*Written task*
Repeat every line of the listing below exactly, minus the pictures.

*Saved entries*
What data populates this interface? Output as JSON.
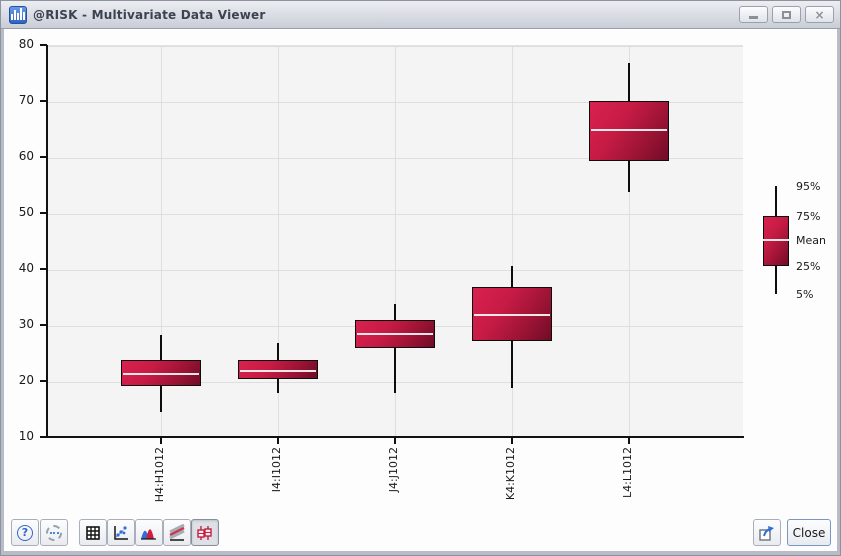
{
  "window": {
    "title": "@RISK - Multivariate Data Viewer",
    "controls": [
      "minimize",
      "maximize",
      "close"
    ],
    "close_glyph": "×"
  },
  "chart_data": {
    "type": "boxplot",
    "title": "",
    "categories": [
      "H4:H1012",
      "I4:I1012",
      "J4:J1012",
      "K4:K1012",
      "L4:L1012"
    ],
    "series": [
      {
        "name": "H4:H1012",
        "p5": 14.7,
        "p25": 19.3,
        "mean": 21.5,
        "p75": 24.0,
        "p95": 28.4
      },
      {
        "name": "I4:I1012",
        "p5": 18.0,
        "p25": 20.5,
        "mean": 22.0,
        "p75": 24.0,
        "p95": 27.0
      },
      {
        "name": "J4:J1012",
        "p5": 18.0,
        "p25": 26.0,
        "mean": 28.5,
        "p75": 31.0,
        "p95": 34.0
      },
      {
        "name": "K4:K1012",
        "p5": 19.0,
        "p25": 27.3,
        "mean": 32.0,
        "p75": 37.0,
        "p95": 40.8
      },
      {
        "name": "L4:L1012",
        "p5": 54.0,
        "p25": 59.5,
        "mean": 65.0,
        "p75": 70.2,
        "p95": 77.0
      }
    ],
    "ylim": [
      10,
      80
    ],
    "yticks": [
      80,
      70,
      60,
      50,
      40,
      30,
      20,
      10
    ],
    "grid": true,
    "legend_position": "right",
    "legend_labels": [
      "95%",
      "75%",
      "Mean",
      "25%",
      "5%"
    ],
    "colors": {
      "box_gradient_start": "#d92150",
      "box_gradient_end": "#6f0c27",
      "mean_line": "#f0f0f0",
      "plot_background": "#f4f4f4",
      "gridline": "#dedede"
    }
  },
  "toolbar": {
    "buttons": [
      "help",
      "settings",
      "table-view",
      "scatter-view",
      "distribution-view",
      "overlay-view",
      "box-plot-view"
    ],
    "selected_button": "box-plot-view",
    "close_label": "Close"
  }
}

*Complete response*
What data populates this interface? Output as JSON.
{
  "window": {
    "title": "@RISK - Multivariate Data Viewer",
    "controls": [
      "minimize",
      "maximize",
      "close"
    ],
    "close_glyph": "×"
  },
  "chart_data": {
    "type": "boxplot",
    "title": "",
    "categories": [
      "H4:H1012",
      "I4:I1012",
      "J4:J1012",
      "K4:K1012",
      "L4:L1012"
    ],
    "series": [
      {
        "name": "H4:H1012",
        "p5": 14.7,
        "p25": 19.3,
        "mean": 21.5,
        "p75": 24.0,
        "p95": 28.4
      },
      {
        "name": "I4:I1012",
        "p5": 18.0,
        "p25": 20.5,
        "mean": 22.0,
        "p75": 24.0,
        "p95": 27.0
      },
      {
        "name": "J4:J1012",
        "p5": 18.0,
        "p25": 26.0,
        "mean": 28.5,
        "p75": 31.0,
        "p95": 34.0
      },
      {
        "name": "K4:K1012",
        "p5": 19.0,
        "p25": 27.3,
        "mean": 32.0,
        "p75": 37.0,
        "p95": 40.8
      },
      {
        "name": "L4:L1012",
        "p5": 54.0,
        "p25": 59.5,
        "mean": 65.0,
        "p75": 70.2,
        "p95": 77.0
      }
    ],
    "ylim": [
      10,
      80
    ],
    "yticks": [
      80,
      70,
      60,
      50,
      40,
      30,
      20,
      10
    ],
    "grid": true,
    "legend_position": "right",
    "legend_labels": [
      "95%",
      "75%",
      "Mean",
      "25%",
      "5%"
    ],
    "colors": {
      "box_gradient_start": "#d92150",
      "box_gradient_end": "#6f0c27",
      "mean_line": "#f0f0f0",
      "plot_background": "#f4f4f4",
      "gridline": "#dedede"
    }
  },
  "toolbar": {
    "buttons": [
      "help",
      "settings",
      "table-view",
      "scatter-view",
      "distribution-view",
      "overlay-view",
      "box-plot-view"
    ],
    "selected_button": "box-plot-view",
    "close_label": "Close"
  }
}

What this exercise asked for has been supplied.